=== Enunciado da tarefa ===
Segundo o texto sobre arte na creche, em que período a exposição de Lygia Clark permaneceu no MAM?

=== Texto apresentado ===
=-=-=-=-=
Mexe e remexe; Arte na Creche

Educadoras de creches de São Paulo estão promovendo um interessante diálogo entre creche e museu. As educadoras vão uma vez por mês ao MAM para visitar as exposições, discutir com os monitores, entrar em contato com o trabalho de alguns artistas que lá expõem, participar de oficinas e ateliês onde podem explorar as possibilidades dos materiais, experimentar técnicas, meios, suportes e refletir sobre a produção artística.

Crianças brincando com bichos de papelão, inspirados nas esculturas de Ligia Clark

Crianças brincando com bichos de papelão, inspirados nas esculturas de Ligia Clark

A iniciativa partiu das formadoras do Crecheplan, Helô Pacheco e Denise Nalini; o intuito era criar situações alternativas e complementares aos encontros promovidos pelo projeto de formação de professores, garantindo o acesso das educadoras aos espaços públicos, aos bens culturais a que têm direito, enriquecendo e ampliando o contato delas com a arte erudita. As educadoras, seduzidas pela vontade de conhecer, participavam dos encontros assiduamente.

Fotos: Silvana Augusto

As esculturas de Lygia Clark não são só para ser observadas, bem guardadas nos museus: elas convidam à interação, sem a qual não se realiza o ato estético. Essa concepção inspirou algumas experiências na Creche Meu Abacateiro.

Em alguns desses encontros, lhes foi apresentado o trabalho de Lygia Clark, cuja exposição permaneceu no MAM de junho a agosto de 1999. A concepção de arte de Lygia, a relação com os objetos e as percepções corporais fizeram-nas pensar nas crianças da creche que poderiam ir ao museu e tocar nas obras, não apenas olhá-las de longe.

Seria possível levar essa expressão da arte às crianças? Como seria essa aproximação? De toda a produção dessa artista o que faria sentido para as crianças?

No início, uma boa conversa: as educadoras mostraram às crianças o que fizeram nas oficinas, falaram sobre o museu, suas visitas, os estudos que empreenderam e ainda curiosidades sobre a vida da artista e sua obra. O material usado, os textos e reproduções de fotos, foram cedidos pelo MAM e pelo Crecheplan.

Melhor informadas, as crianças foram ao museu acompanhadas por suas professoras e monitores do MAM. O trabalho de Lygia era mesmo bom para as crianças pequenas, que adoram mexer em tudo. Foi uma ótima oportunidade para elas conhecerem um espaço cultural diferente da creche. Daí em diante, muitas experiências foram propostas, inspiradas nos principais aspectos da obra de Lygia Clark: contato com objetos relacionais, criação de máscaras, esculturas móveis, exploração de materiais, quebra de suporte, descoberta e vivência de vários sentidos além da visão… iniciativas de educadoras que conhecem algo interessante e que têm prazer em compartilhar.

Lygia Clark, a artista que despertou a curiosidade das educadoras

Ligia Clark

Ligia Clark: “O homem encontra seu
próprio corpo através de sensações táteis realizadas em objetos exteriores a si”
=-=-=-=-=
=== Registros de dados salvos ===

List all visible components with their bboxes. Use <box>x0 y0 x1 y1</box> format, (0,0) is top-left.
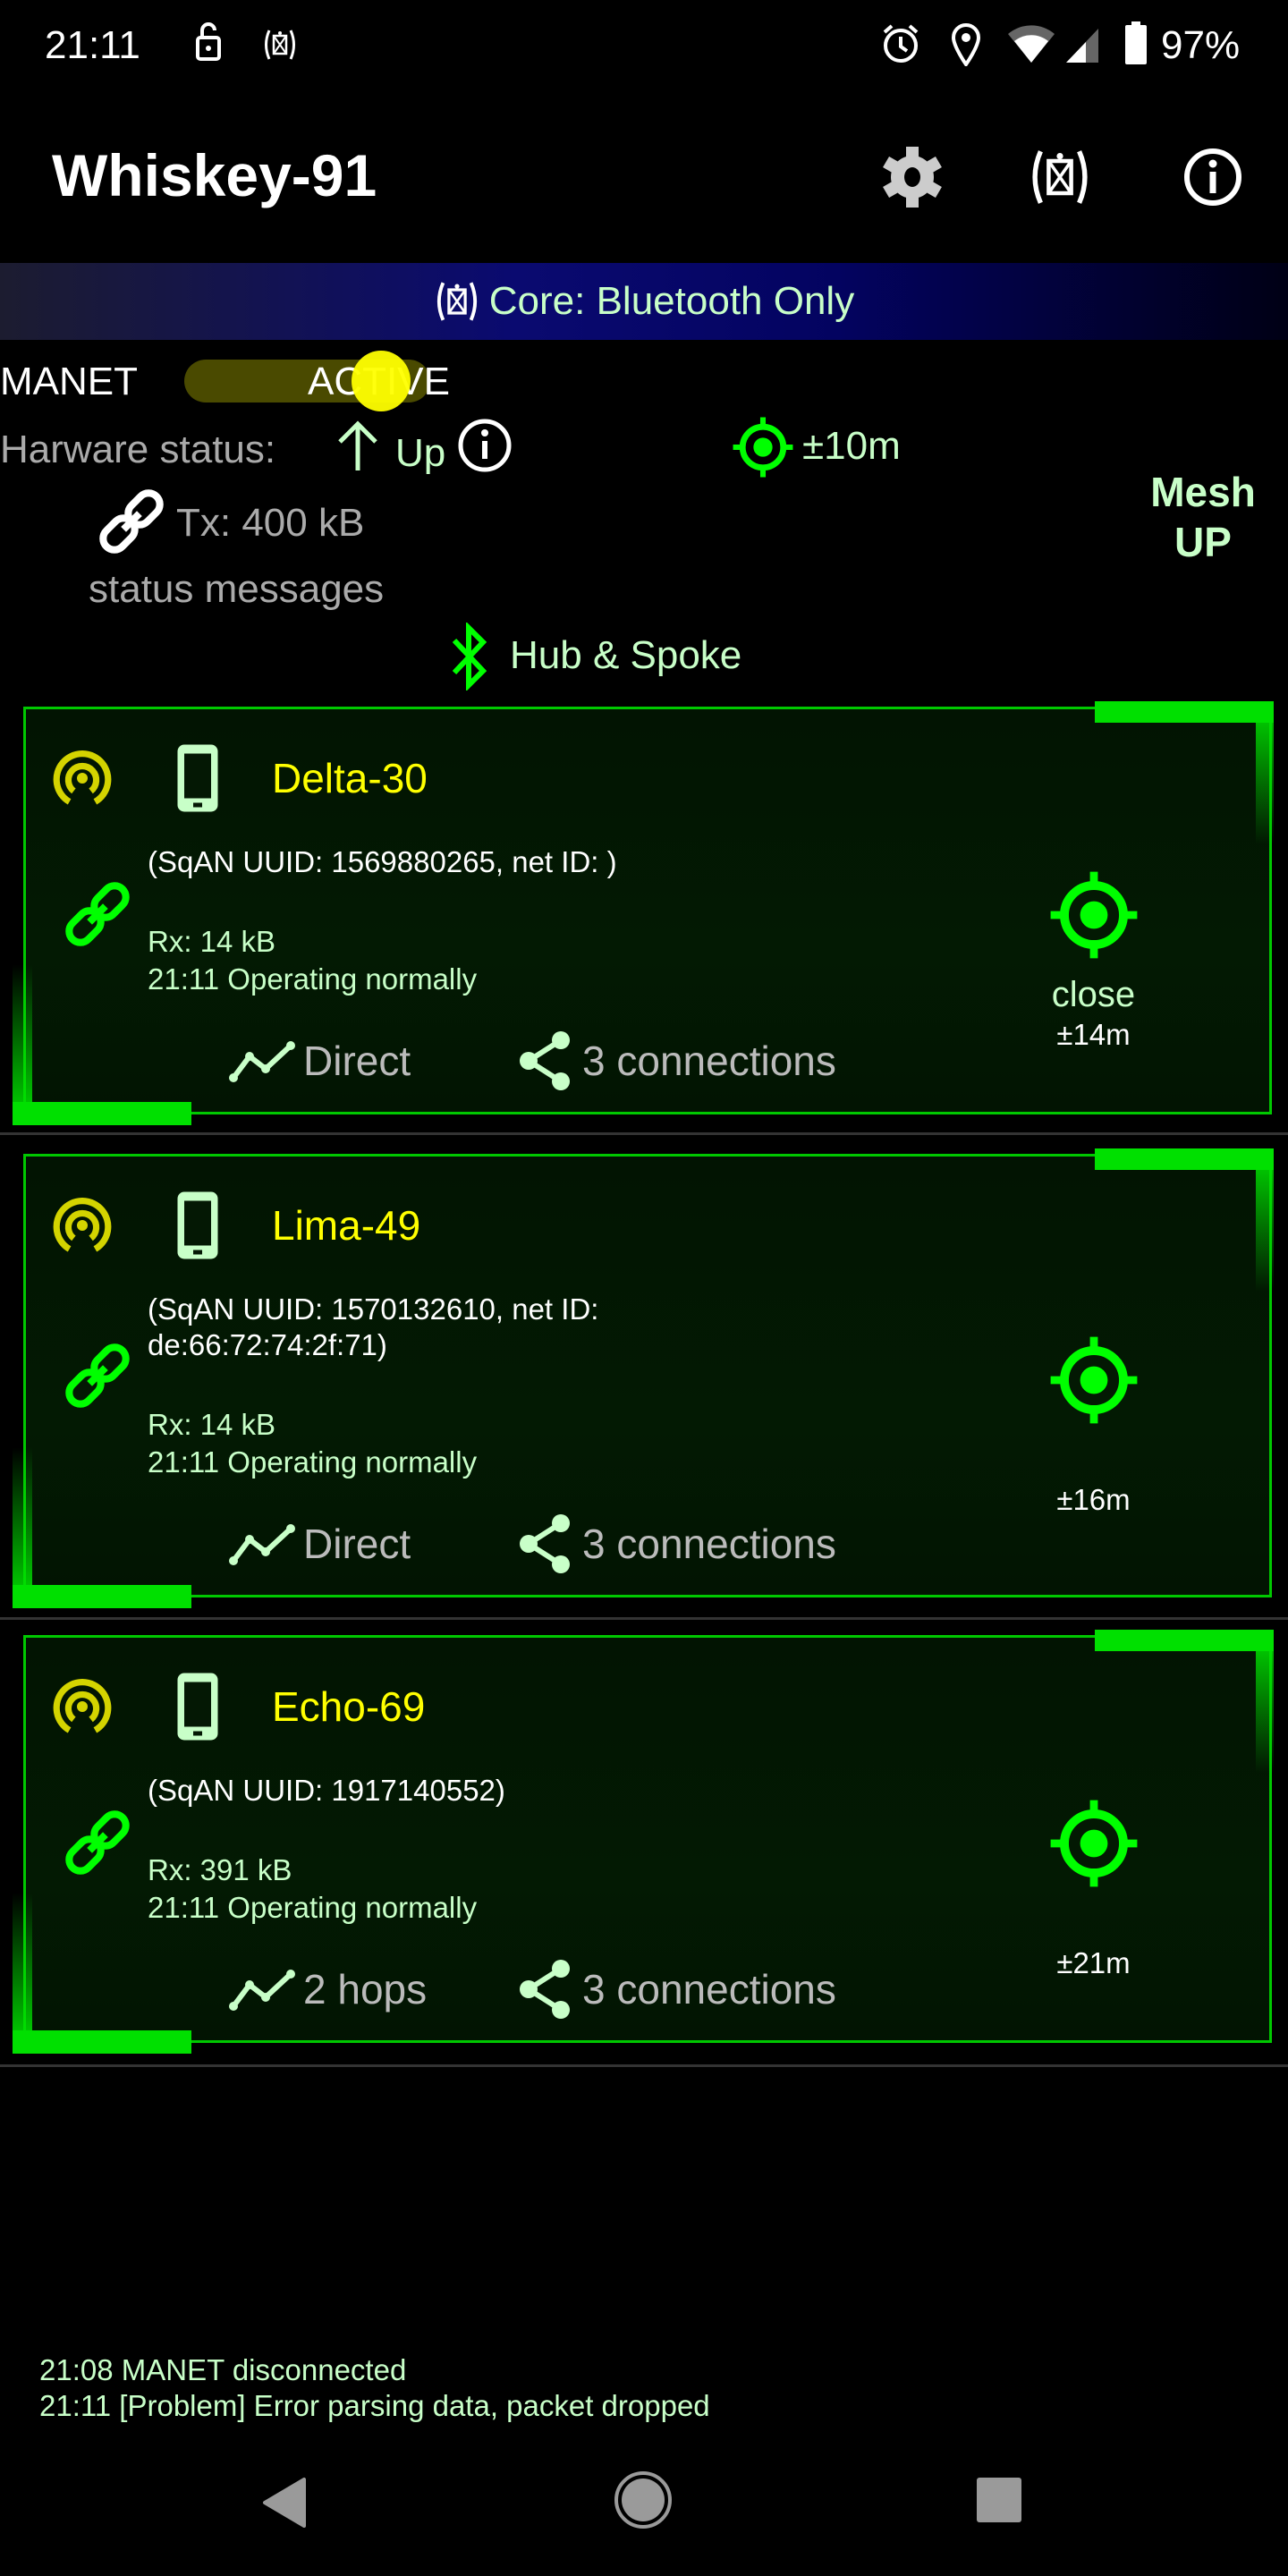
device-name: Lima-49 <box>272 1202 421 1249</box>
route-icon <box>228 1967 300 2012</box>
share-icon <box>514 1030 577 1092</box>
divider <box>0 1617 1288 1620</box>
info-button[interactable] <box>1177 141 1249 213</box>
settings-button[interactable] <box>877 141 948 213</box>
location-icon <box>951 23 981 66</box>
core-mode-text: Core: Bluetooth Only <box>488 279 855 323</box>
phone-icon <box>175 742 220 814</box>
manet-label: MANET <box>0 360 138 403</box>
share-icon <box>514 1513 577 1575</box>
target-icon[interactable] <box>1045 1331 1143 1429</box>
device-uuid: (SqAN UUID: 1570132610, net ID: de:66:72… <box>148 1292 599 1361</box>
mesh-label: Mesh <box>1150 469 1256 515</box>
device-name: Delta-30 <box>272 755 428 801</box>
bluetooth-icon <box>452 623 487 691</box>
gear-icon <box>883 147 942 208</box>
antenna-icon <box>50 1193 114 1258</box>
antenna-icon <box>50 746 114 810</box>
signal-icon <box>1066 29 1098 63</box>
device-uuid: (SqAN UUID: 1917140552) <box>148 1774 505 1807</box>
device-route: 2 hops <box>303 1966 428 2012</box>
antenna-icon <box>50 1674 114 1739</box>
device-accuracy: ±21m <box>1056 1946 1131 1979</box>
target-icon <box>729 413 797 481</box>
topology-text: Hub & Spoke <box>510 633 742 677</box>
alarm-icon <box>883 24 919 63</box>
route-icon <box>228 1521 300 1566</box>
device-card[interactable]: Delta-30 (SqAN UUID: 1569880265, net ID:… <box>0 701 1288 1125</box>
core-banner[interactable]: Core: Bluetooth Only <box>0 263 1288 340</box>
lock-open-icon <box>196 22 221 61</box>
mesh-state: UP <box>1174 519 1232 565</box>
log-entry: 21:08 MANET disconnected <box>39 2353 407 2386</box>
radio-envelope-icon <box>258 27 302 63</box>
battery-icon <box>1125 21 1147 64</box>
device-proximity <box>1020 1900 1167 1946</box>
target-icon[interactable] <box>1045 866 1143 964</box>
radio-envelope-icon <box>1024 145 1096 209</box>
device-accuracy: ±16m <box>1056 1483 1131 1516</box>
device-accuracy: ±14m <box>1056 1018 1131 1051</box>
device-name: Echo-69 <box>272 1683 426 1730</box>
divider <box>0 2064 1288 2067</box>
arrow-up-icon <box>338 420 377 470</box>
device-card[interactable]: Echo-69 (SqAN UUID: 1917140552) Rx: 391 … <box>0 1630 1288 2054</box>
device-route: Direct <box>303 1521 411 1567</box>
status-time: 21:11 <box>45 23 140 67</box>
divider <box>0 1132 1288 1135</box>
device-uuid: (SqAN UUID: 1569880265, net ID: ) <box>148 845 617 878</box>
link-icon <box>57 1335 138 1416</box>
recents-button[interactable] <box>977 2478 1021 2522</box>
link-icon <box>91 481 172 562</box>
phone-icon <box>175 1671 220 1742</box>
device-connections: 3 connections <box>582 1966 836 2012</box>
device-proximity: close <box>1051 975 1136 1014</box>
status-messages-link[interactable]: status messages <box>89 567 384 612</box>
status-bar: 21:11 97% <box>0 0 1288 89</box>
phone-icon <box>175 1190 220 1261</box>
info-icon[interactable] <box>456 417 513 474</box>
tx-bytes: Tx: 400 kB <box>176 501 365 545</box>
manet-toggle-thumb[interactable] <box>352 351 411 411</box>
wifi-icon <box>1008 25 1055 63</box>
target-icon[interactable] <box>1045 1794 1143 1893</box>
app-title: Whiskey-91 <box>52 142 377 208</box>
device-proximity <box>1020 1436 1167 1483</box>
log-entry: 21:11 [Problem] Error parsing data, pack… <box>39 2389 710 2422</box>
hardware-status-value: Up <box>395 431 446 475</box>
device-card[interactable]: Lima-49 (SqAN UUID: 1570132610, net ID: … <box>0 1148 1288 1608</box>
mesh-status: Mesh UP <box>1145 467 1261 567</box>
battery-percent: 97% <box>1161 23 1241 67</box>
info-icon <box>1184 148 1241 206</box>
back-button[interactable] <box>259 2476 309 2529</box>
link-icon <box>57 874 138 954</box>
home-button[interactable] <box>614 2470 673 2529</box>
radio-envelope-icon <box>434 278 480 325</box>
event-log: 21:08 MANET disconnected 21:11 [Problem]… <box>39 2352 710 2424</box>
device-route: Direct <box>303 1038 411 1084</box>
location-accuracy: ±10m <box>802 424 901 468</box>
device-connections: 3 connections <box>582 1521 836 1567</box>
hardware-status-label: Harware status: <box>0 428 276 471</box>
route-icon <box>228 1038 300 1083</box>
device-connections: 3 connections <box>582 1038 836 1084</box>
link-icon <box>57 1802 138 1883</box>
core-button[interactable] <box>1024 145 1096 209</box>
share-icon <box>514 1958 577 2021</box>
=-=-=-=-=
=== Resposta à questão ===
De junho a agosto de 1999.